Cloroquina é de direita. Quarentena é de esquerda. Cross-fit é de direita. Yoga é de esquerda. Coca-cola é de direita. Fanta Laranja é de extrema direita. Guaraná é de esquerda. Guaraná em pó é do PSOL. Filé mignon é de direita. Chuleta é de esquerda. T-bone votou no Amoedo. Rabada foi sindicalista com o Lula em São Bernardo lá por 1978. Bem passado é do PSL. Mal passado dá aula na FFLCH. Mas e o bacon? Onde encaixar o bacon é a grande questão taxonômica da atualidade.

Afinal, neste mundo binário em que só existe preto ou branco, a pessoa tem que entender o significado do bacon pra se posicionar gastronomicamente. Sendo o bacon de esquerda, um cidadão de direita, ao comê-lo, sentiria-se assistindo a “Bacurau”. Sendo o bacon de direita, um cidadão de esquerda, ao comê-lo, sentiria-se usando uma camisa polo com cavalinho no peito. Complicado isso aí.

Uma pena o Umberto Eco, que ia de monges na Idade Média à semiótica do striptease, já não estar mais entre nós. Ou o Roland Barthes, que no livro “Mitologias” tão bem teorizou sobre o bife com batatas fritas. Dada a urgência do tema e a sua ausência no debate sociológico contemporâneo, resta a este pangaré aqui levantar algumas hipóteses, para que outros mais capazes as aprofundem num futuro próximo.

Por um lado, vejo o bacon trumpista. "Redneck". A favor do muro na fronteira com o México. Agressivo com imigrantes e coronárias. Mas também consigo enxergar o bacon hipster. A charcutaria artesanal. A gordura raiz. Ouço o bacon gritando contra as exigências puritanas de saúde e alta produtividade do capitalismo avançado: “Carpe diem!”.

É uma questão escorregadia —gordurosa. Se o bacon é antípoda da macrobiótica e a macrobiótica é de extrema esquerda, então o bacon é de extrema direita. Mas se o bacon representa a valorização da dieta camponesa de pequenos vilarejos no interior da Europa, então ele é quase hippie, ecologista e luta pelo “Green New Deal”.

### OBJETIVO PROPOSTO
Continue o texto sobre o bacon e a polarização política a partir da última frase.

(Registros de layout)
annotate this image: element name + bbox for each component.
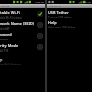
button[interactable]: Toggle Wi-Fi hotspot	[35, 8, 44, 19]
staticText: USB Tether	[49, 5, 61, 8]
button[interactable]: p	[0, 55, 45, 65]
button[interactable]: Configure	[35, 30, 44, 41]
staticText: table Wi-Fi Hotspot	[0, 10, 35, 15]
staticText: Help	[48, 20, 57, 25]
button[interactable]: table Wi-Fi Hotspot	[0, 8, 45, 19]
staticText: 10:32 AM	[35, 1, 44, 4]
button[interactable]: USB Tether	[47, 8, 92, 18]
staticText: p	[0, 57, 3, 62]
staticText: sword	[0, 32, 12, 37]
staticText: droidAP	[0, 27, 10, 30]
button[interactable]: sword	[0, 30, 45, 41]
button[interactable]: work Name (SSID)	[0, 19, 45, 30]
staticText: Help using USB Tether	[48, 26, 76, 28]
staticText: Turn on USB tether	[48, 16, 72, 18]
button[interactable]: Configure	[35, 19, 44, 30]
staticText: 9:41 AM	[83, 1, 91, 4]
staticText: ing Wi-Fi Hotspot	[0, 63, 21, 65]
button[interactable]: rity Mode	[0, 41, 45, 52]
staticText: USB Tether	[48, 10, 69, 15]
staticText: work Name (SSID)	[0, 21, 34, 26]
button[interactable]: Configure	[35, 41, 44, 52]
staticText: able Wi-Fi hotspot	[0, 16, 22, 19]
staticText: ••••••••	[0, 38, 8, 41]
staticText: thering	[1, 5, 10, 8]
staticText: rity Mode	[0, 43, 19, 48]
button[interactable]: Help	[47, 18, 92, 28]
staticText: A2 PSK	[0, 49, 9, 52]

--

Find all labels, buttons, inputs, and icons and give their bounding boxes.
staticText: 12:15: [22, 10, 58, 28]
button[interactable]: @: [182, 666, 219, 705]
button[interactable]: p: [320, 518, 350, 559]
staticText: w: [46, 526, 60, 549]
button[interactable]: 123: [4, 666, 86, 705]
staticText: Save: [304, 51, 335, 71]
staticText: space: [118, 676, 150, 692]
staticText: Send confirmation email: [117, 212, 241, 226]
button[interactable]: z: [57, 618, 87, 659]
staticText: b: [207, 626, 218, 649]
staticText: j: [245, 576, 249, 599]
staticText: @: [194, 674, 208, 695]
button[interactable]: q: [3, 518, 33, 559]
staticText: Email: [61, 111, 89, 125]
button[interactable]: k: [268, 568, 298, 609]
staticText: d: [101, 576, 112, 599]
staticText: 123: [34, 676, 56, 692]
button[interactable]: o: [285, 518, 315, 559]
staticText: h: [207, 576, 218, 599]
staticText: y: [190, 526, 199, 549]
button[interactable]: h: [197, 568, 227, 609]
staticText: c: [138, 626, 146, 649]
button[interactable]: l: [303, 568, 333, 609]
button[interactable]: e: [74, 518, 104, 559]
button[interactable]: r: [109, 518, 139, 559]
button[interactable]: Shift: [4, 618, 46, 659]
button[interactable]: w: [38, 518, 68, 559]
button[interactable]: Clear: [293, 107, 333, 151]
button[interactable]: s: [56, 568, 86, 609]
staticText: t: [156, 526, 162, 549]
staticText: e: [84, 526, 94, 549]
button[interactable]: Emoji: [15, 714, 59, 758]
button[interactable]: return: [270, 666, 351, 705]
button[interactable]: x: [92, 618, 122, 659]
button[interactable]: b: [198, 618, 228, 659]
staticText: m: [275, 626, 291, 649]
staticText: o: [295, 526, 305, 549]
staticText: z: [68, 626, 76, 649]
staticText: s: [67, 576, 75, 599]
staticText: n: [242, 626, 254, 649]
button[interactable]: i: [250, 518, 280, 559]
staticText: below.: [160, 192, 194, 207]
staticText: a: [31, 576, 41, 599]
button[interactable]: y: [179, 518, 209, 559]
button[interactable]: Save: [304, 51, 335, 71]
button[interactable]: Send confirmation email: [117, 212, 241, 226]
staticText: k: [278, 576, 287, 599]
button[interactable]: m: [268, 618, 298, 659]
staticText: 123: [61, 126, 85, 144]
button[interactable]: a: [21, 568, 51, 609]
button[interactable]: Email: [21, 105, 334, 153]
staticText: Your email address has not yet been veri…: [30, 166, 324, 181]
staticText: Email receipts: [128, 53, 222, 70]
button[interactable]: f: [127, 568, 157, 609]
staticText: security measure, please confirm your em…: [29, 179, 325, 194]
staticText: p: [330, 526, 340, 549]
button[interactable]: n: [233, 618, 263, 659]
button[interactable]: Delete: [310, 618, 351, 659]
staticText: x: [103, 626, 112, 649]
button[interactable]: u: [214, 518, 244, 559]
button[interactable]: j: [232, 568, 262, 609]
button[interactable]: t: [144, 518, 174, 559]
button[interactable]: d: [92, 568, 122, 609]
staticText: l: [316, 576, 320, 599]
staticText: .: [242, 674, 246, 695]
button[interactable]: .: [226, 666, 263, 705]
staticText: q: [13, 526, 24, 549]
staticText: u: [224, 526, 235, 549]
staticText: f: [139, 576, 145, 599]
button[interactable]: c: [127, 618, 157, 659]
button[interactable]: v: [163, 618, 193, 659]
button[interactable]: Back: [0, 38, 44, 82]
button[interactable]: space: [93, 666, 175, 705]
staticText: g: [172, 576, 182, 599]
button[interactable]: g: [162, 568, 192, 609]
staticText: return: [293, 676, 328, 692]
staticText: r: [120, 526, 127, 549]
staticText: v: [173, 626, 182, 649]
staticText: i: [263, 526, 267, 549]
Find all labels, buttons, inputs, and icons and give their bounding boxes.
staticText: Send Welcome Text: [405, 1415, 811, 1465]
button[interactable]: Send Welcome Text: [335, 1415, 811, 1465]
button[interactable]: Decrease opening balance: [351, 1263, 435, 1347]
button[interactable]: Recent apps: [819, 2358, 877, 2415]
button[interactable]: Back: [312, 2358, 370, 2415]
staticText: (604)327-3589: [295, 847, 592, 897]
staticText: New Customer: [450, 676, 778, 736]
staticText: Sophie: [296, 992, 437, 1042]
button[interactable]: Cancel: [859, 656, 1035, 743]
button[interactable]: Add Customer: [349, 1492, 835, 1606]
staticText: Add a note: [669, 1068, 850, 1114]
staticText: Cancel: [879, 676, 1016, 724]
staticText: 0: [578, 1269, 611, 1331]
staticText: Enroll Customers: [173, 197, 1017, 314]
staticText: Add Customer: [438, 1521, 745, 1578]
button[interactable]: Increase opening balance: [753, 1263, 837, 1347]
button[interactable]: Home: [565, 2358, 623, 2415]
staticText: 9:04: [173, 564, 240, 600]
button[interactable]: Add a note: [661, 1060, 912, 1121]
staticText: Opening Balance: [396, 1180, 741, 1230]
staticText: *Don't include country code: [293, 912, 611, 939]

### RESPOSTA DO EXERCÍCIO
Talvez a questão esteja na nomenclatura. Se chamarmos de bacon, é de direita. Se encararmos como toucinho, é de esquerda. Quem sabe o Aldo Rebelo, que já quis proibir anglicismos por todo o território nacional, não se empolgue e tente implementar a obrigatoriedade da tradução de bacon por toucinho?

Haveria grita na direita, mas é bom lembrar que os asseclas do imperialismo ianque já rebatizaram cumbuca como “bowl”, castanhas como “nuts” e telefonema como “call”. O que custaria nos dar o bacon, ou melhor, o toucinho?

Pensando bem, talvez eu não devesse publicar esta coluna. Vai que a esquerda cancela o bacon? Que o bacon perca o emprego, seja trollado nas redes e hostilizado em aeroportos? Pobre bacon. Meu irmão. Meu amigo. Frito em cubos, à pururuca e encharcado de limão cravo, num boteco em Belo Horizonte. No feijão de todo dia. Em qualquer sanduíche. Com ovos fritos. Puro, no micro-ondas, crocante. Não deveríamos politizar o bacon.

Espera. Não. É o contrário: urge politizarmos o bacon. Talvez o bacon seja o famigerado terreno comum diante do qual direita e esquerda darão as mãos. Vejamos a tira não como uma fronteira, mas como uma ponte. Encaremos seu aspecto bicolor não como segregacionismo, mas coexistência. O bacon tem o poder inspiracional de que os democratas do mundo precisam. Jamais me esquecerei de Anthony Bourdain, bêbado de vinho e poesia, diante de um porco no rolete, exclamando: “Oh, noble animal!”.

Que desgraça é este mundo. Que deleite é este pedacinho suíno. Vinde a nós, toucinho, sacieis os nossos corpos e redimais as nossas almas!

Ó, nobre animal!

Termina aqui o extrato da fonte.